__Given task__: Scan the data below. Pull out each line where "ylabel" occurs.

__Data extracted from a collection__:
<<<<
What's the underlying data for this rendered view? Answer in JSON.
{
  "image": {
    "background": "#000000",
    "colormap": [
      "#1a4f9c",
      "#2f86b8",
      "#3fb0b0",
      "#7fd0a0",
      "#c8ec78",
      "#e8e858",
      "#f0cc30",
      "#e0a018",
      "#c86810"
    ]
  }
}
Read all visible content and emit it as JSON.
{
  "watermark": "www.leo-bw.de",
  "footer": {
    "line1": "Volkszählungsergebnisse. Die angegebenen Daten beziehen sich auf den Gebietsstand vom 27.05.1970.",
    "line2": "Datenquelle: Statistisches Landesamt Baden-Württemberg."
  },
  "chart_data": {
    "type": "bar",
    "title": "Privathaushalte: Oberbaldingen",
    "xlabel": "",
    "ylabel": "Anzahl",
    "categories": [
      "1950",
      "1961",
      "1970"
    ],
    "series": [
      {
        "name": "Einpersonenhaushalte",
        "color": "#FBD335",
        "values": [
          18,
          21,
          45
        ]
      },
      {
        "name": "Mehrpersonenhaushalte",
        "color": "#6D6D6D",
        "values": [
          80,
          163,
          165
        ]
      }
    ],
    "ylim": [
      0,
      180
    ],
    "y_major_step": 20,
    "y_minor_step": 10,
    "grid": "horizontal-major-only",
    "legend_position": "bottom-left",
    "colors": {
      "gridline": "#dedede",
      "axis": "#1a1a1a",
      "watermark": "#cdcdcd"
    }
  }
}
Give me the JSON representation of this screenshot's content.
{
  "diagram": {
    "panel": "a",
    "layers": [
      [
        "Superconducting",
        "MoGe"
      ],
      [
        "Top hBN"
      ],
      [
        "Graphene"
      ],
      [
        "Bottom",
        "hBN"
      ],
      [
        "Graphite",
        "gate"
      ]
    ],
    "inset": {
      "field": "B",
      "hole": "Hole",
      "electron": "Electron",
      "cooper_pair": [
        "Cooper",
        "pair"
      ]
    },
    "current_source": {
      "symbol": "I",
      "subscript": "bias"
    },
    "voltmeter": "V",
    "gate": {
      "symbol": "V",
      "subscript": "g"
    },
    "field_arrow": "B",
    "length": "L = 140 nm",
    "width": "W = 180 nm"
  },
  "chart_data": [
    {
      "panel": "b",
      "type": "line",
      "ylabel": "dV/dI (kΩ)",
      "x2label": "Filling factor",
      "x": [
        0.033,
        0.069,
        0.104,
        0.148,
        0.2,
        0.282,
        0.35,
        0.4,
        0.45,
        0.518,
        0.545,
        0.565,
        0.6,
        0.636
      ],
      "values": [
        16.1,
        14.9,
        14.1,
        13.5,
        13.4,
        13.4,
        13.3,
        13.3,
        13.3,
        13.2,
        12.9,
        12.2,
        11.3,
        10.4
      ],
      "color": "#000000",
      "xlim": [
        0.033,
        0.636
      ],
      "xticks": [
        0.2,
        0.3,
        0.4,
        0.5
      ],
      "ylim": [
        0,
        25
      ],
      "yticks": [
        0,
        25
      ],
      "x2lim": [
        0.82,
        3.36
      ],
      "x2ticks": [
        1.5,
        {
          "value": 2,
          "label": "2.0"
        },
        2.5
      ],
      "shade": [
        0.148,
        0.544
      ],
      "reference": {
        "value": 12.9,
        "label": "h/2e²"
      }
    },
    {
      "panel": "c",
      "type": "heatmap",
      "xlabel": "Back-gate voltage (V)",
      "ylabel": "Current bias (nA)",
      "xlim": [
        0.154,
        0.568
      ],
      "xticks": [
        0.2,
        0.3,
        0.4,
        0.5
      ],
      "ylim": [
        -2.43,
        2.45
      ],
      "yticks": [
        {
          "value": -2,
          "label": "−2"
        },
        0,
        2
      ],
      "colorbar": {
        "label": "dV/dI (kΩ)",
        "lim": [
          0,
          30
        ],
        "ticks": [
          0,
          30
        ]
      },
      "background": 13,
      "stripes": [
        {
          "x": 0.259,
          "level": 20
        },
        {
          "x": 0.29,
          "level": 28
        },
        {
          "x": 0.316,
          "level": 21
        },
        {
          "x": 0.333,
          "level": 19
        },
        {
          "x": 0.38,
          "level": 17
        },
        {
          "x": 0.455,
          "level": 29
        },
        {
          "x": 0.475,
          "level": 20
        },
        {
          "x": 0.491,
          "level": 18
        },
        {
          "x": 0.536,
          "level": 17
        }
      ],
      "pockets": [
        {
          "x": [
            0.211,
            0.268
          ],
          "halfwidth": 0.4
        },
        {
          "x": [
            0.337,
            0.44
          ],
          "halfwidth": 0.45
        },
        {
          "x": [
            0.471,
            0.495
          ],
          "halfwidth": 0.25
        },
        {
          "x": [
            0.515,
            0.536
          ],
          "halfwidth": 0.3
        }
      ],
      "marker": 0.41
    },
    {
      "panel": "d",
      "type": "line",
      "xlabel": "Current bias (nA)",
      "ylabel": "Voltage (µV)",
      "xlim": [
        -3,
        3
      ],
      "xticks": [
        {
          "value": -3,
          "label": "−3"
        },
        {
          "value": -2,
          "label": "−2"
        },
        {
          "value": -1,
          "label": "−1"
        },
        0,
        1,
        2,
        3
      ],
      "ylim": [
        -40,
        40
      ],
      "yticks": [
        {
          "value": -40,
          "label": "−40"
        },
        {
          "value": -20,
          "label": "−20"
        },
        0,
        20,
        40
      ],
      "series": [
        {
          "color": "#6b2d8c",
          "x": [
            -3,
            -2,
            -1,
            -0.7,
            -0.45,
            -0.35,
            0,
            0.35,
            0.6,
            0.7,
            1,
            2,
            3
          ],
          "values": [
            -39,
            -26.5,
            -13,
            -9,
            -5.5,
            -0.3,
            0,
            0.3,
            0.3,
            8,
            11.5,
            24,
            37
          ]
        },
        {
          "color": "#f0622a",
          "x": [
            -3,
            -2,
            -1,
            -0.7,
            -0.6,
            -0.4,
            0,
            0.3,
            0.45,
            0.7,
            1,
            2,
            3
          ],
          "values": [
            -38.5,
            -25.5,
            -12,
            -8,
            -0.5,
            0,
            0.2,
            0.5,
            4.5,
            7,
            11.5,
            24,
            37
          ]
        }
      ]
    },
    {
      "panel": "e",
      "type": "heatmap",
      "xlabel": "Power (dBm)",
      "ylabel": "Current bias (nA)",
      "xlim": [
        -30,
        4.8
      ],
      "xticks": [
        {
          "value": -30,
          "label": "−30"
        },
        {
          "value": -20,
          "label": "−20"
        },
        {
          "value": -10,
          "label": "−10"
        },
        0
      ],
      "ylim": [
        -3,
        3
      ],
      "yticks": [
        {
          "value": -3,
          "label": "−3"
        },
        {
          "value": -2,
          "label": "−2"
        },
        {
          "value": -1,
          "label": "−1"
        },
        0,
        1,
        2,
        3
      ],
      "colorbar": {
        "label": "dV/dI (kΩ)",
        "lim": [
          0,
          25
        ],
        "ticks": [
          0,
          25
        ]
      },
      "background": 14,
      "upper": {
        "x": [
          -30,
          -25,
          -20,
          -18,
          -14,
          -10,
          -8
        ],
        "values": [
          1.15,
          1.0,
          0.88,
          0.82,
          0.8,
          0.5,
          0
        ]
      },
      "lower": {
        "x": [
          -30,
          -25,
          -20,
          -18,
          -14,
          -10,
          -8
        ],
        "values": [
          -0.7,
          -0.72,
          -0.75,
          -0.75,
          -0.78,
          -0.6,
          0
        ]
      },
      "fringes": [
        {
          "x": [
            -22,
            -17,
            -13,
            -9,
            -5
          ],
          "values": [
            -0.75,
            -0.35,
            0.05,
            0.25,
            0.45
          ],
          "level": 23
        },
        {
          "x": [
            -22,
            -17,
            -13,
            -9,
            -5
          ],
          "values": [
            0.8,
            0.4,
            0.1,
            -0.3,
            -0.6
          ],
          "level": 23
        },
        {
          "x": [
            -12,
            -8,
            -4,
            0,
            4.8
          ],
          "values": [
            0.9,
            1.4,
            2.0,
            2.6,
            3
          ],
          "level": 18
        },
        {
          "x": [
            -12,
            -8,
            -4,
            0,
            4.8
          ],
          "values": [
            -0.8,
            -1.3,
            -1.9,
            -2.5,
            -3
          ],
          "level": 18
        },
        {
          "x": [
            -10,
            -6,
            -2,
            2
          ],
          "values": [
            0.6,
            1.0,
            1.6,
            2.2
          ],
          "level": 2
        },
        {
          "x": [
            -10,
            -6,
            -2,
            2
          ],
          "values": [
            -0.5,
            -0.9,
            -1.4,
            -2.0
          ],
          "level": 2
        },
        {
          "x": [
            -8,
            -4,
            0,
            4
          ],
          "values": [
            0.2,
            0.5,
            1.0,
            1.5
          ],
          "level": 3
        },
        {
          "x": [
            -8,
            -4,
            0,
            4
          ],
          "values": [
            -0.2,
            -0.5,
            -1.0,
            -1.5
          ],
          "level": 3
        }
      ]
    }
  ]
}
>>>>
__Solution for this problem__:
    "ylabel": "Anzahl",
      "ylabel": "dV/dI (kΩ)",
      "ylabel": "Current bias (nA)",
      "ylabel": "Voltage (µV)",
      "ylabel": "Current bias (nA)",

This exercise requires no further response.